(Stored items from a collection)
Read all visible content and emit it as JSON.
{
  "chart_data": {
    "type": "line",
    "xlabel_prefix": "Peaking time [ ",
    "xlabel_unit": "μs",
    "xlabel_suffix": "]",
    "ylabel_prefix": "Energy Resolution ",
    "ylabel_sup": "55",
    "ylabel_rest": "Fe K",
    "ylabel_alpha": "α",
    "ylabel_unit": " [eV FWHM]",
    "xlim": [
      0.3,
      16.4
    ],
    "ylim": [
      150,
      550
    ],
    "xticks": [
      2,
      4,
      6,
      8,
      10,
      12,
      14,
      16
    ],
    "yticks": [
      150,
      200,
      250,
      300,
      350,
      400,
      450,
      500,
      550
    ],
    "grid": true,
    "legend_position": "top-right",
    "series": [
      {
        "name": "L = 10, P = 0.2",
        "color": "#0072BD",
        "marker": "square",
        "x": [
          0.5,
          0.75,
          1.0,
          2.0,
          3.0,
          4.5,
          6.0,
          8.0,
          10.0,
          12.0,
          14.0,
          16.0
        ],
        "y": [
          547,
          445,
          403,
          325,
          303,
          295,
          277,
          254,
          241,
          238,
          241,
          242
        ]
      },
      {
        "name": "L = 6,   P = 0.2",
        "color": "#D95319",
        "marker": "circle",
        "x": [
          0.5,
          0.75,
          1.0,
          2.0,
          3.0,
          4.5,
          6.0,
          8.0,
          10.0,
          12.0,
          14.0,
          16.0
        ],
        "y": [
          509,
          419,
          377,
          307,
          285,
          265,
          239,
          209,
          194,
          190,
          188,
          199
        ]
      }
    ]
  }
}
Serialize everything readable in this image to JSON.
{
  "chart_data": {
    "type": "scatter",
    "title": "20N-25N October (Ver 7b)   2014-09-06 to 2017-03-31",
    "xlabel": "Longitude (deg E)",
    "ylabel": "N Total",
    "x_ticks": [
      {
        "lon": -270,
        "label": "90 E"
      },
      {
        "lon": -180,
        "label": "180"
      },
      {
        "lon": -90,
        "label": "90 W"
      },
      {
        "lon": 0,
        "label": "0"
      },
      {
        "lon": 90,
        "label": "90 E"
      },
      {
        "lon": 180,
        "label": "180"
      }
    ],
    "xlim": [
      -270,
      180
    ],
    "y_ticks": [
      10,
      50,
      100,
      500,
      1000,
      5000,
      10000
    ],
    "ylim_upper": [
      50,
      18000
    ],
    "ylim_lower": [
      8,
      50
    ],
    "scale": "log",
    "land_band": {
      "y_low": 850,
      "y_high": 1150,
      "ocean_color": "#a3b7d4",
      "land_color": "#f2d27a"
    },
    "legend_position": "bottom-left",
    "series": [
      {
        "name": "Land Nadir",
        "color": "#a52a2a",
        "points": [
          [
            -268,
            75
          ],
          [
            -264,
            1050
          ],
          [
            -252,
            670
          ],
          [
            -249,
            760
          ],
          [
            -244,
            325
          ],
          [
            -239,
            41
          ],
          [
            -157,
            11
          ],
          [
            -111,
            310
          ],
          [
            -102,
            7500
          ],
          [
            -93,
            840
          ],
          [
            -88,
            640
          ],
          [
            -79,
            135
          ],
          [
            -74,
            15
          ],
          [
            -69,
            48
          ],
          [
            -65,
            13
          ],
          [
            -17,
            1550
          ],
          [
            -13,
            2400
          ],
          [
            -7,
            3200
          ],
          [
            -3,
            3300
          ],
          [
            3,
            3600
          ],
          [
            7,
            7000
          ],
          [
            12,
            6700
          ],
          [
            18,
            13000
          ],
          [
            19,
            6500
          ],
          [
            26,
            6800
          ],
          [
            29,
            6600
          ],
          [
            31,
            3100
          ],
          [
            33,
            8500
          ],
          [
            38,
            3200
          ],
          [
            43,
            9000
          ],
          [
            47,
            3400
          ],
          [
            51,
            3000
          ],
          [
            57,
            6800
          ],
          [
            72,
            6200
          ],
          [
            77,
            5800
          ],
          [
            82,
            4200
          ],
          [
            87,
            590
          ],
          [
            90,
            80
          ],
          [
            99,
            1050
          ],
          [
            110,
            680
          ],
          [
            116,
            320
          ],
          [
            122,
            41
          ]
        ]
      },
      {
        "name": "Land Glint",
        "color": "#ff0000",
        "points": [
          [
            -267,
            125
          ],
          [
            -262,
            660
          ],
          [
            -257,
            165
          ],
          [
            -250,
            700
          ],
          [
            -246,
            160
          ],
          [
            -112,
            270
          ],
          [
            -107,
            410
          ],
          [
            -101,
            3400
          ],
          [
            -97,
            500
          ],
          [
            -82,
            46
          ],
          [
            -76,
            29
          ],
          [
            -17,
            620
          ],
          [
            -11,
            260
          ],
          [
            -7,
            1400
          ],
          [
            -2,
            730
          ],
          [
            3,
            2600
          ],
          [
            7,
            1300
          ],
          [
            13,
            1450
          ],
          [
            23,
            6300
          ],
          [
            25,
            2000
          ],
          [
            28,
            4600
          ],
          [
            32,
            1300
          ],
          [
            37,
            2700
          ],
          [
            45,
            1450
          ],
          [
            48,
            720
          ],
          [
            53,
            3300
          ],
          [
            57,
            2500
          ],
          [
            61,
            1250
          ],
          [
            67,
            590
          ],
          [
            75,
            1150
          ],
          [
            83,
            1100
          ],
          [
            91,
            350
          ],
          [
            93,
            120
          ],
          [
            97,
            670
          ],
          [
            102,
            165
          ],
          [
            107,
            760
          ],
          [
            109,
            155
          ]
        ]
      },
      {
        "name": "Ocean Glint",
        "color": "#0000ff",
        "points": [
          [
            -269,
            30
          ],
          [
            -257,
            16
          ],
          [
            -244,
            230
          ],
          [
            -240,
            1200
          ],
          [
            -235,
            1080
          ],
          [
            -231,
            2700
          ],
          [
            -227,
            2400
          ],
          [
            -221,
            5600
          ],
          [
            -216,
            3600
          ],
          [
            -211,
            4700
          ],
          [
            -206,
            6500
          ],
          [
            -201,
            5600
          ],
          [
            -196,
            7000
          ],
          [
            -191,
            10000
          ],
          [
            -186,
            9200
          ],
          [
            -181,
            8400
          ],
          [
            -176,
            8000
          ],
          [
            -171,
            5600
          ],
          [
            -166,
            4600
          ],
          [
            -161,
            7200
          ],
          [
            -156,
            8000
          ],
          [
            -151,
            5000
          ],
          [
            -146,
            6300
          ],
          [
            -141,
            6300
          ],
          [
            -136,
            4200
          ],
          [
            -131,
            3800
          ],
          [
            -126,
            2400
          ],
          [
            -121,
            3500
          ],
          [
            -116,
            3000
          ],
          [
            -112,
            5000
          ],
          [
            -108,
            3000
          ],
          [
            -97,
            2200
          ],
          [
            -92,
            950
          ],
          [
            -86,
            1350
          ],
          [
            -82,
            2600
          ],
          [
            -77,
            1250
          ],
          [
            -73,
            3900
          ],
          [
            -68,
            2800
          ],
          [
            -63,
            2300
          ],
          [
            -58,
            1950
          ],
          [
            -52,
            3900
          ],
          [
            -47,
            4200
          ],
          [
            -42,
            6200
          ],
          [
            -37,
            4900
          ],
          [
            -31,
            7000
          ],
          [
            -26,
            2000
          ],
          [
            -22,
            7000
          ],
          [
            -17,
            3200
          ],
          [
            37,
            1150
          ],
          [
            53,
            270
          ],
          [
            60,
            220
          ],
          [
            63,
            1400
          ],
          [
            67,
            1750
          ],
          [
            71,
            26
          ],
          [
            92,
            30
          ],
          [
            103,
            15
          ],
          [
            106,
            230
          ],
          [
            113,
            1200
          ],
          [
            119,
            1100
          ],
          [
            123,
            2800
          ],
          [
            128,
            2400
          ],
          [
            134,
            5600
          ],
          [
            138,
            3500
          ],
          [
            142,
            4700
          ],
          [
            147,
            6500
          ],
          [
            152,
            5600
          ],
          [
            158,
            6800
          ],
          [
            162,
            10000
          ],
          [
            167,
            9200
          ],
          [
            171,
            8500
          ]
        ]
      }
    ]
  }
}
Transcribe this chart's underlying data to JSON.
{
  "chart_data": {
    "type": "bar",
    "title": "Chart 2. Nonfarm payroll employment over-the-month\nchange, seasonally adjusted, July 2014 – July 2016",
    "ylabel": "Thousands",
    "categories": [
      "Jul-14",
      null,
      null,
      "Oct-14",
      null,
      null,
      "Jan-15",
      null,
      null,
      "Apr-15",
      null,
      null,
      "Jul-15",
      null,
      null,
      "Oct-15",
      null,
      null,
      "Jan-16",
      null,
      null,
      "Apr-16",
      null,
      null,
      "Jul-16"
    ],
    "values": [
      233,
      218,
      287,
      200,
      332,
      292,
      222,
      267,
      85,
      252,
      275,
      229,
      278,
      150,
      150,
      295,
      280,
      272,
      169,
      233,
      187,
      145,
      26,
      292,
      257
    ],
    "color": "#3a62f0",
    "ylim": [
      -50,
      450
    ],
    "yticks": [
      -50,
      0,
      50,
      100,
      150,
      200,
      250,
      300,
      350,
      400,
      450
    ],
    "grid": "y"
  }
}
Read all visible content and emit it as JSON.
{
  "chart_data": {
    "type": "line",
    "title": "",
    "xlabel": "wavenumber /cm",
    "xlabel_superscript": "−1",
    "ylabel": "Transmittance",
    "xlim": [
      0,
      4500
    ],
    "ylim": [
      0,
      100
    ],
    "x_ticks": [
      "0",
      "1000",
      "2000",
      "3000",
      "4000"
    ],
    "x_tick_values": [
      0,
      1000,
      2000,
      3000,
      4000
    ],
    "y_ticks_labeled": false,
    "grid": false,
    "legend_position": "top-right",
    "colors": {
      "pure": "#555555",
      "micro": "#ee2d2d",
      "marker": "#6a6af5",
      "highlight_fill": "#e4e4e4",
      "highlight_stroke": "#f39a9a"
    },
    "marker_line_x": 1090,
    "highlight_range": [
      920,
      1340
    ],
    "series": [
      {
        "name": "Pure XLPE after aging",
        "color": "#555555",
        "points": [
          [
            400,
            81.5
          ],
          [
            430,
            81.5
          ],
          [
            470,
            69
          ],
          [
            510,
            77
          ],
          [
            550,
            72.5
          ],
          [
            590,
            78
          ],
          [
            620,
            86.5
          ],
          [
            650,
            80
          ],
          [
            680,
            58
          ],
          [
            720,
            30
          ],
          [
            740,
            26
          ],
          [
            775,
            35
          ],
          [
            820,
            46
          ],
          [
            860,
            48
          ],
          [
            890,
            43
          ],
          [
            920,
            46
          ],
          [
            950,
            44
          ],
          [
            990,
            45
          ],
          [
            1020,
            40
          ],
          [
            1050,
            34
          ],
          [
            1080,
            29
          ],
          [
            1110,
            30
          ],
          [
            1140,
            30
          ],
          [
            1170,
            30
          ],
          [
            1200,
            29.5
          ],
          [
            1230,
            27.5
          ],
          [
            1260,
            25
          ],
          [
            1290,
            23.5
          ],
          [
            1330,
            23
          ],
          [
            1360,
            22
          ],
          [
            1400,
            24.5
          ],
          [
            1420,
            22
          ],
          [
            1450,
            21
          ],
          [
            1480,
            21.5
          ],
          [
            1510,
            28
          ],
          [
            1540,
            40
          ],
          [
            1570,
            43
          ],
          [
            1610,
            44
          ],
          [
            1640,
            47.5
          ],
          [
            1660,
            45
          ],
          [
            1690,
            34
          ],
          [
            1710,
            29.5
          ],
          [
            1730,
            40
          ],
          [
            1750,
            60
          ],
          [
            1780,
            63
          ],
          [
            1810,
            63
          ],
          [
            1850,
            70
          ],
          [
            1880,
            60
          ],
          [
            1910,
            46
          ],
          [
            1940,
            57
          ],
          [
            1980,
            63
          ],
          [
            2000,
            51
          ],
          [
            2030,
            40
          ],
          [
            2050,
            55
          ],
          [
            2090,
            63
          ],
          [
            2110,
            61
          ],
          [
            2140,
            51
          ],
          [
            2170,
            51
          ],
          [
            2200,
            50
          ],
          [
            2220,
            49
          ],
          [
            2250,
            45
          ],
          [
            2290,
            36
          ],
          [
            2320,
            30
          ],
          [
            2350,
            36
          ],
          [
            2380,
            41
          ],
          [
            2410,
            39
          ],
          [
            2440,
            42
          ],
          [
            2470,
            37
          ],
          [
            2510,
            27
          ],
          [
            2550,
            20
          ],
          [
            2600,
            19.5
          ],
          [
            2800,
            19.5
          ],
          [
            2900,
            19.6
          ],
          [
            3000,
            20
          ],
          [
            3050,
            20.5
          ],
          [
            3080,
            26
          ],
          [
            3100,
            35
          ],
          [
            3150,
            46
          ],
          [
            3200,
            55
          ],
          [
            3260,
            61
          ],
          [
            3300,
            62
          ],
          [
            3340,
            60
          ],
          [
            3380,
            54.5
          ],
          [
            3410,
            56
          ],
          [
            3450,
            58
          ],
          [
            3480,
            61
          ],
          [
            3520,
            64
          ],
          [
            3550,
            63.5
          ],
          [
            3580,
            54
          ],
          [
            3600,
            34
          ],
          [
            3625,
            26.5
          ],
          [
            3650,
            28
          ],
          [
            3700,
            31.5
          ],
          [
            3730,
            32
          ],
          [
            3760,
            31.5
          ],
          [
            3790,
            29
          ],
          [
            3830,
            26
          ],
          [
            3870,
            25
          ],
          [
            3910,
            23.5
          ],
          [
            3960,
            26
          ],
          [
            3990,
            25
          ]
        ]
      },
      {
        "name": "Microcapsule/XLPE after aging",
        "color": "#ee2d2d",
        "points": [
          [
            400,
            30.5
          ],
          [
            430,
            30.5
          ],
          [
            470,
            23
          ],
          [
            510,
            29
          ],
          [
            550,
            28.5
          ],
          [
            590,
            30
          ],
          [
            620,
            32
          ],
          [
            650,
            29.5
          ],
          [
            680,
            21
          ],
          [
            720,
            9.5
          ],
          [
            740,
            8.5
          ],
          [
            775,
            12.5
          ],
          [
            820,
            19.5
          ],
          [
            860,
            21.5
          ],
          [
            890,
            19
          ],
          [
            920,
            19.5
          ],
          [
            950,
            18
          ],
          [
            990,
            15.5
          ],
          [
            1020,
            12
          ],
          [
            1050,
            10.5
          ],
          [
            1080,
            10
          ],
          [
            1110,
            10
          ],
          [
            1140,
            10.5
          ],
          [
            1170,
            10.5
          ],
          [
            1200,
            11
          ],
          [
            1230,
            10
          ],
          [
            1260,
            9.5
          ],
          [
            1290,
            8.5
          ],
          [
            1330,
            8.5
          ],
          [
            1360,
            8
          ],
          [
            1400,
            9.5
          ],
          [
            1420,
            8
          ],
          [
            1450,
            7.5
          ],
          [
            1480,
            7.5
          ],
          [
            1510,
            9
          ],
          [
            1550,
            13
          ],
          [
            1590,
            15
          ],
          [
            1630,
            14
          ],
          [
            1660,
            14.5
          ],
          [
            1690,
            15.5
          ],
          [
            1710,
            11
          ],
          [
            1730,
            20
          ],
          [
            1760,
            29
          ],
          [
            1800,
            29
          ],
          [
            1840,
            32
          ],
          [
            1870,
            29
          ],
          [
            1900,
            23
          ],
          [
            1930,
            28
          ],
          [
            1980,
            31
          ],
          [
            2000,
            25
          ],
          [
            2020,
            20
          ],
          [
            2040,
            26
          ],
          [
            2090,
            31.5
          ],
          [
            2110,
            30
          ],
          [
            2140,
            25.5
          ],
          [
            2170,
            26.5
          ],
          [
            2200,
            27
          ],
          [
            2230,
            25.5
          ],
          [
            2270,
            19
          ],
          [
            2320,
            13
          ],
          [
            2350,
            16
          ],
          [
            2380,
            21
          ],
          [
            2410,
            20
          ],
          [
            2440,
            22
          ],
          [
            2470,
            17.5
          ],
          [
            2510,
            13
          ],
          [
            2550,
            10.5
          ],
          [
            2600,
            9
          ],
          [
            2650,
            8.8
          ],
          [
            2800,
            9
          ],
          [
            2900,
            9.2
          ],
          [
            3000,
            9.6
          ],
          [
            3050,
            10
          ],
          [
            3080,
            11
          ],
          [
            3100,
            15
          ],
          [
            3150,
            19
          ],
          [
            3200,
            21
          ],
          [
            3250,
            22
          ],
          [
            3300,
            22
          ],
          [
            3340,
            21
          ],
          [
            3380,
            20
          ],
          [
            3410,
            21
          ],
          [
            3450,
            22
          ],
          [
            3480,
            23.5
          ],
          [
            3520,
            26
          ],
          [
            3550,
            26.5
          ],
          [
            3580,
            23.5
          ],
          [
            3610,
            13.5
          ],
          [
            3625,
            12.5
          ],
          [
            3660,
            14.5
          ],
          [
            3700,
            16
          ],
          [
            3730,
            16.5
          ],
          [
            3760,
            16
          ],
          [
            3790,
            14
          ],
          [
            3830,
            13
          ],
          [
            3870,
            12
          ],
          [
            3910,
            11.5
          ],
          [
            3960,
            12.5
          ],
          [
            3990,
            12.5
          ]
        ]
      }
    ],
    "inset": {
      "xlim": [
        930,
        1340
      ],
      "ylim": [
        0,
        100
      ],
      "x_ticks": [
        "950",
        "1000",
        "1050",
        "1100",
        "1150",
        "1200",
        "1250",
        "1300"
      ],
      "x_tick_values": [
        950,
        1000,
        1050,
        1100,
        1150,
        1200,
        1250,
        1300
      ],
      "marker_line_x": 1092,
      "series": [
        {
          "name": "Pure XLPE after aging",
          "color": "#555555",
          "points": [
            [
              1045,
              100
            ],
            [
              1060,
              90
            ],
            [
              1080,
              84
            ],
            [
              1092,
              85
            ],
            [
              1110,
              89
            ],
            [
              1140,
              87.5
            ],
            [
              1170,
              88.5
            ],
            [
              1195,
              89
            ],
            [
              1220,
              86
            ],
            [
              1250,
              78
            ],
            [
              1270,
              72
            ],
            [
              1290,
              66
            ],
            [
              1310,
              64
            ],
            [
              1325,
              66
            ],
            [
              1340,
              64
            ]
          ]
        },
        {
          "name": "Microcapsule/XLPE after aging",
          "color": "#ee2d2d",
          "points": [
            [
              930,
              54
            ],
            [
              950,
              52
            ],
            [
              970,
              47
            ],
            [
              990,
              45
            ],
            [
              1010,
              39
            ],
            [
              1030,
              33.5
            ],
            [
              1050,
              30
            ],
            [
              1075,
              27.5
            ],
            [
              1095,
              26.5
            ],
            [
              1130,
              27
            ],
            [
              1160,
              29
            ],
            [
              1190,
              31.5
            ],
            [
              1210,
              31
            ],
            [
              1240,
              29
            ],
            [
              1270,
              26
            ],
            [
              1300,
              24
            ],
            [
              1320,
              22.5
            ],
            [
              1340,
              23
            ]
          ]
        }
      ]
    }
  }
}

Exercise
From the data above, show each line that contains "JSON".

Written response
Read all visible content and emit it as JSON.
Serialize everything readable in this image to JSON.
Transcribe this chart's underlying data to JSON.
Read all visible content and emit it as JSON.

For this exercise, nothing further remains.